━━━━━ Provided information
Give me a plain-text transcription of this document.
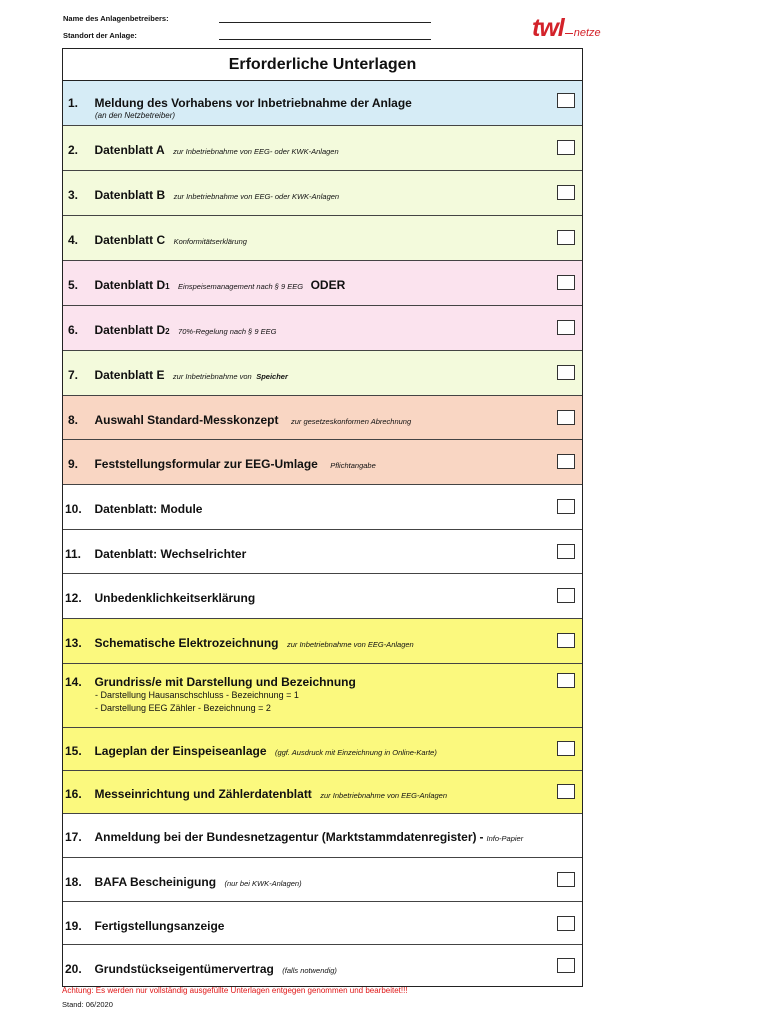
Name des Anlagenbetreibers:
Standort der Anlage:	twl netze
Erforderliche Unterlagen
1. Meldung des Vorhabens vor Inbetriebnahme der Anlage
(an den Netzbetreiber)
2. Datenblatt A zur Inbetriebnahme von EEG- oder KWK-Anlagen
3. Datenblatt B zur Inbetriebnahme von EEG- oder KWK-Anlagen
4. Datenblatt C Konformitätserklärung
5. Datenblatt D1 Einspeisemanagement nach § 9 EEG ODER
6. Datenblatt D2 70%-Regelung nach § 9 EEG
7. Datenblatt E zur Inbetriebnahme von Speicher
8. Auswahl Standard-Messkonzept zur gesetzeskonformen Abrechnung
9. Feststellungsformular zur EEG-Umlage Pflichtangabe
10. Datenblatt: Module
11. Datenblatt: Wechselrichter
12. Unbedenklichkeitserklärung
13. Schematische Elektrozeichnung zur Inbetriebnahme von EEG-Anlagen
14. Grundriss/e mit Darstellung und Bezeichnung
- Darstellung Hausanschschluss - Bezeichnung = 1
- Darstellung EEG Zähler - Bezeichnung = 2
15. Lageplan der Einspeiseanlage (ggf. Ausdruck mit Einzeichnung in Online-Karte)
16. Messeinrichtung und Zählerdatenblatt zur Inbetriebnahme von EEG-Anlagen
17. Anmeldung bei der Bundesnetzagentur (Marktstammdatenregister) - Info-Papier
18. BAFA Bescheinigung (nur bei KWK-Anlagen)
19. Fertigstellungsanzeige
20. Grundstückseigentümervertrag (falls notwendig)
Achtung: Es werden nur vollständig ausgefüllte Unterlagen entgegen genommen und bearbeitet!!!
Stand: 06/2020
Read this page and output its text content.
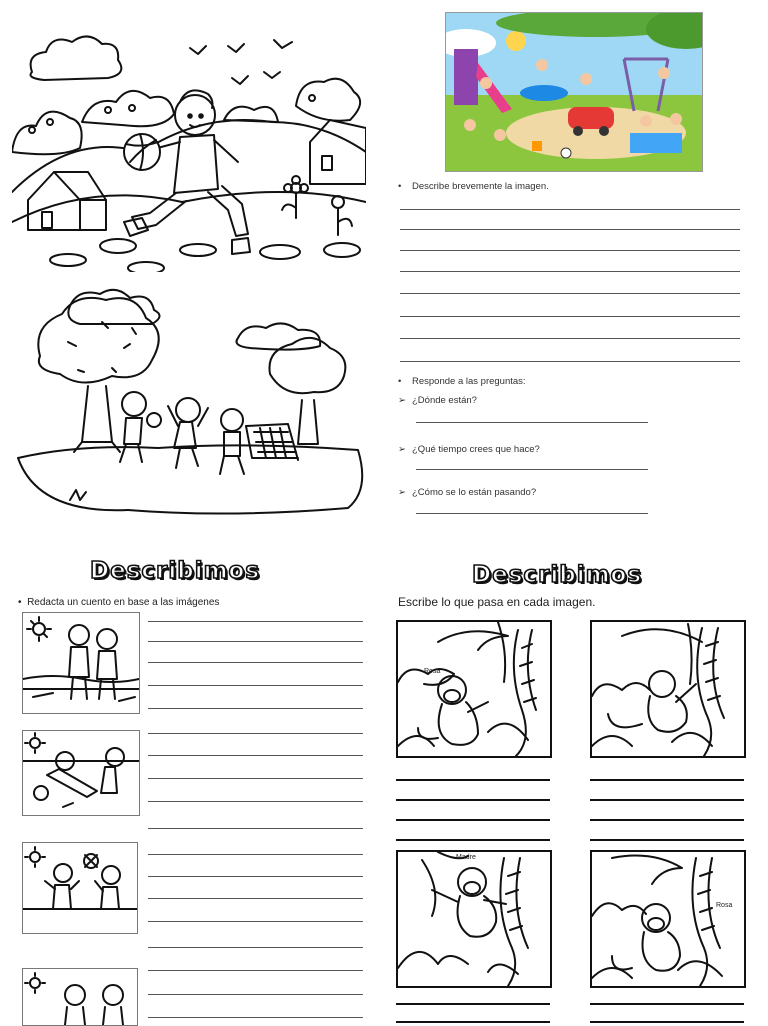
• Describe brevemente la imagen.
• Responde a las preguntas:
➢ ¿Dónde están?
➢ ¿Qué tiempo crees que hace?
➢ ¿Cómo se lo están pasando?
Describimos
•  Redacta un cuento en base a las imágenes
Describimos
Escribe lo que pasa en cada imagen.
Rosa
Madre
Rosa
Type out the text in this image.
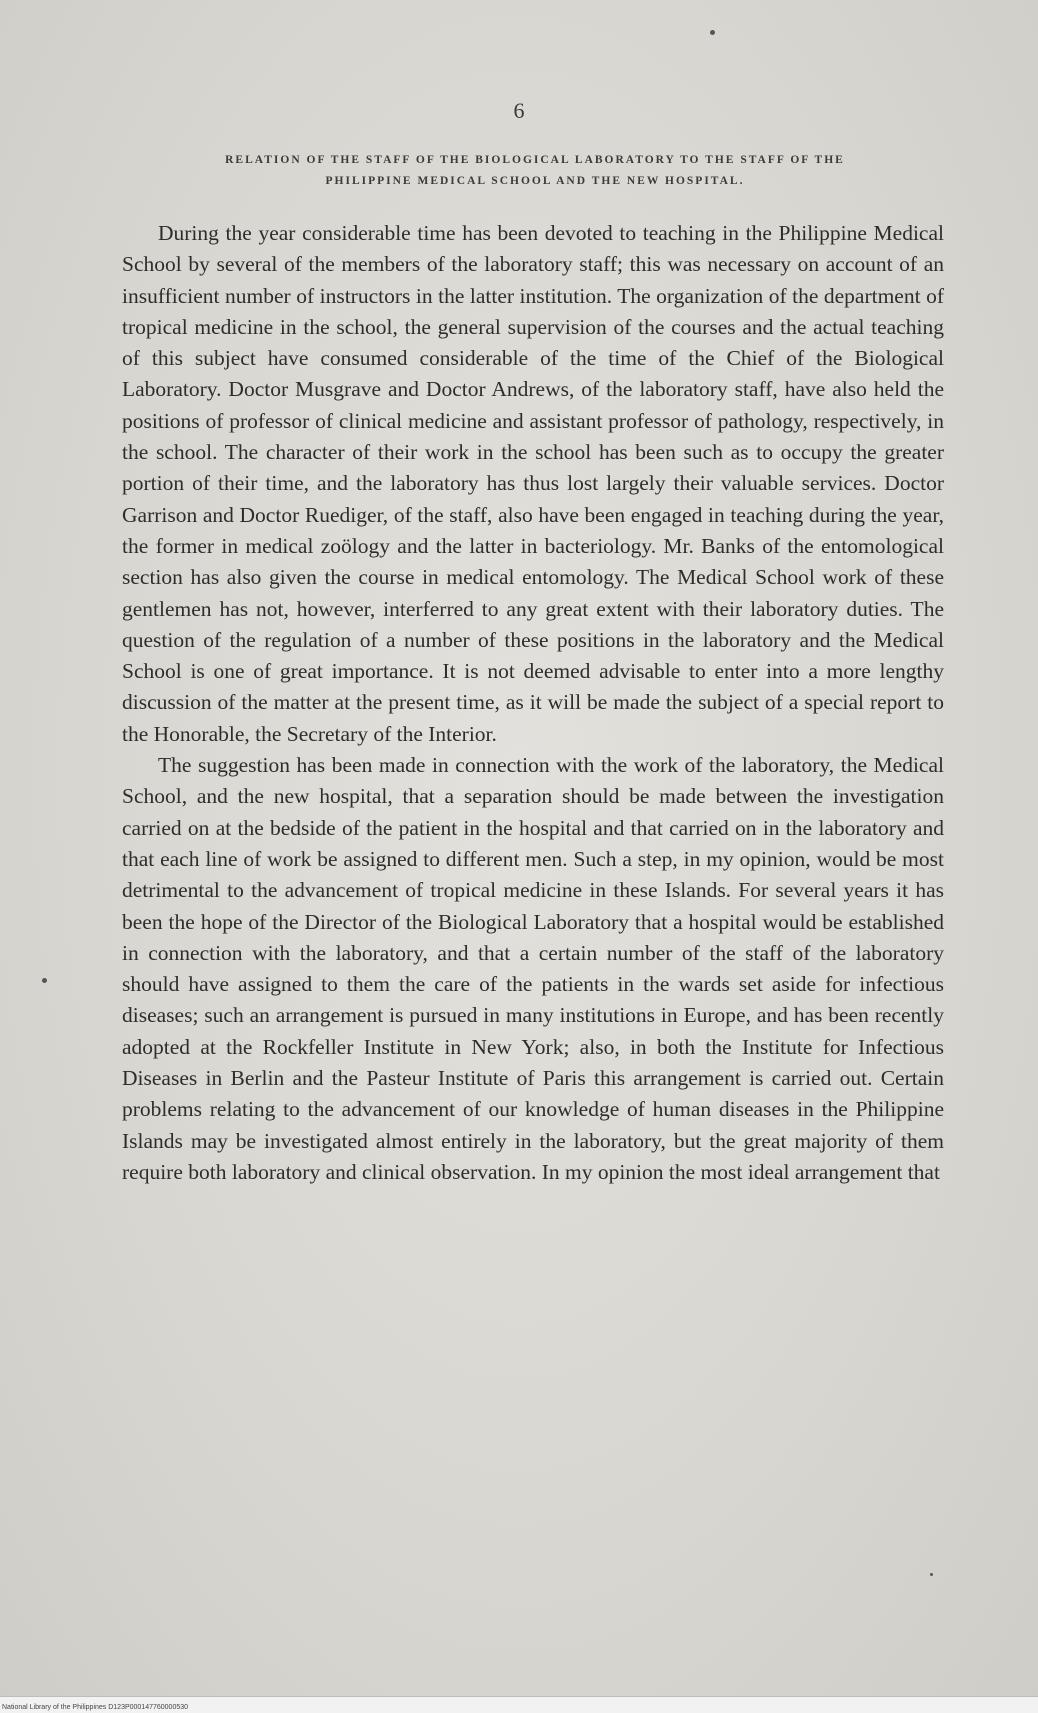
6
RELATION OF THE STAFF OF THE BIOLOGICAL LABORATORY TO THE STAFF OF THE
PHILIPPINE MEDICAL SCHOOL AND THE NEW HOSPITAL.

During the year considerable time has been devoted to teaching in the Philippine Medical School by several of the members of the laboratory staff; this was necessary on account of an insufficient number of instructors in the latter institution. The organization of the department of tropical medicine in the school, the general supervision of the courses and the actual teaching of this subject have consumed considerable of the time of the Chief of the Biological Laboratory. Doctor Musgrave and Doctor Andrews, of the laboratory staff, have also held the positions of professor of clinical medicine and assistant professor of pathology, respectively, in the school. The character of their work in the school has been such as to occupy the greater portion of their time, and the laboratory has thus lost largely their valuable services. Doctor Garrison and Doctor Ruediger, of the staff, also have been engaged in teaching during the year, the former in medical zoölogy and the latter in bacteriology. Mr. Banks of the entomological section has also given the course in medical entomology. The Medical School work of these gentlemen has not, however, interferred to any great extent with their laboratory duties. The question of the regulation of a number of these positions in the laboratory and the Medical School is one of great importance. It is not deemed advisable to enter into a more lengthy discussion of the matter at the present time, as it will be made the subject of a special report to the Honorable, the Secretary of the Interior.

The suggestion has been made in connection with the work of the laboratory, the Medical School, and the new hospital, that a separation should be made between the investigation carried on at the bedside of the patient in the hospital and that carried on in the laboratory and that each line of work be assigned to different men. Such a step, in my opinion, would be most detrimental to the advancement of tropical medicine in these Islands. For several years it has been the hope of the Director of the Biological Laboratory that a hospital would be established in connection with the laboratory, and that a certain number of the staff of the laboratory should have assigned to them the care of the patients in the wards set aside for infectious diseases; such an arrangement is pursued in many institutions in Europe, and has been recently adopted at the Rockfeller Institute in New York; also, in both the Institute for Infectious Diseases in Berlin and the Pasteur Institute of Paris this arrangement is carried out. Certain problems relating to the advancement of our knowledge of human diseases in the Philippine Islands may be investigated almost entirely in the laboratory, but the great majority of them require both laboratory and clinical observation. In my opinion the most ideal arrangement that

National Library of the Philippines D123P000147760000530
━━━━━━━━━━
• [What is needed]:
The data above must be copied exactly. Leave out the pictures.

• [Exercise response]:
Give me a plain-text transcription of this document.
Name des Anlagenbetreibers:
Standort der Anlage:	twl netze
Erforderliche Unterlagen
1. Meldung des Vorhabens vor Inbetriebnahme der Anlage
(an den Netzbetreiber)
2. Datenblatt A zur Inbetriebnahme von EEG- oder KWK-Anlagen
3. Datenblatt B zur Inbetriebnahme von EEG- oder KWK-Anlagen
4. Datenblatt C Konformitätserklärung
5. Datenblatt D1 Einspeisemanagement nach § 9 EEG ODER
6. Datenblatt D2 70%-Regelung nach § 9 EEG
7. Datenblatt E zur Inbetriebnahme von Speicher
8. Auswahl Standard-Messkonzept zur gesetzeskonformen Abrechnung
9. Feststellungsformular zur EEG-Umlage Pflichtangabe
10. Datenblatt: Module
11. Datenblatt: Wechselrichter
12. Unbedenklichkeitserklärung
13. Schematische Elektrozeichnung zur Inbetriebnahme von EEG-Anlagen
14. Grundriss/e mit Darstellung und Bezeichnung
- Darstellung Hausanschschluss - Bezeichnung = 1
- Darstellung EEG Zähler - Bezeichnung = 2
15. Lageplan der Einspeiseanlage (ggf. Ausdruck mit Einzeichnung in Online-Karte)
16. Messeinrichtung und Zählerdatenblatt zur Inbetriebnahme von EEG-Anlagen
17. Anmeldung bei der Bundesnetzagentur (Marktstammdatenregister) - Info-Papier
18. BAFA Bescheinigung (nur bei KWK-Anlagen)
19. Fertigstellungsanzeige
20. Grundstückseigentümervertrag (falls notwendig)
Achtung: Es werden nur vollständig ausgefüllte Unterlagen entgegen genommen und bearbeitet!!!
Stand: 06/2020
Read this page and output its text content.
• Describe brevemente la imagen.
• Responde a las preguntas:
➢ ¿Dónde están?
➢ ¿Qué tiempo crees que hace?
➢ ¿Cómo se lo están pasando?
Describimos
•  Redacta un cuento en base a las imágenes
Describimos
Escribe lo que pasa en cada imagen.
Rosa
Madre
Rosa
Type out the text in this image.
6
RELATION OF THE STAFF OF THE BIOLOGICAL LABORATORY TO THE STAFF OF THE
PHILIPPINE MEDICAL SCHOOL AND THE NEW HOSPITAL.

During the year considerable time has been devoted to teaching in the Philippine Medical School by several of the members of the laboratory staff; this was necessary on account of an insufficient number of instructors in the latter institution. The organization of the department of tropical medicine in the school, the general supervision of the courses and the actual teaching of this subject have consumed considerable of the time of the Chief of the Biological Laboratory. Doctor Musgrave and Doctor Andrews, of the laboratory staff, have also held the positions of professor of clinical medicine and assistant professor of pathology, respectively, in the school. The character of their work in the school has been such as to occupy the greater portion of their time, and the laboratory has thus lost largely their valuable services. Doctor Garrison and Doctor Ruediger, of the staff, also have been engaged in teaching during the year, the former in medical zoölogy and the latter in bacteriology. Mr. Banks of the entomological section has also given the course in medical entomology. The Medical School work of these gentlemen has not, however, interferred to any great extent with their laboratory duties. The question of the regulation of a number of these positions in the laboratory and the Medical School is one of great importance. It is not deemed advisable to enter into a more lengthy discussion of the matter at the present time, as it will be made the subject of a special report to the Honorable, the Secretary of the Interior.

The suggestion has been made in connection with the work of the laboratory, the Medical School, and the new hospital, that a separation should be made between the investigation carried on at the bedside of the patient in the hospital and that carried on in the laboratory and that each line of work be assigned to different men. Such a step, in my opinion, would be most detrimental to the advancement of tropical medicine in these Islands. For several years it has been the hope of the Director of the Biological Laboratory that a hospital would be established in connection with the laboratory, and that a certain number of the staff of the laboratory should have assigned to them the care of the patients in the wards set aside for infectious diseases; such an arrangement is pursued in many institutions in Europe, and has been recently adopted at the Rockfeller Institute in New York; also, in both the Institute for Infectious Diseases in Berlin and the Pasteur Institute of Paris this arrangement is carried out. Certain problems relating to the advancement of our knowledge of human diseases in the Philippine Islands may be investigated almost entirely in the laboratory, but the great majority of them require both laboratory and clinical observation. In my opinion the most ideal arrangement that

National Library of the Philippines D123P000147760000530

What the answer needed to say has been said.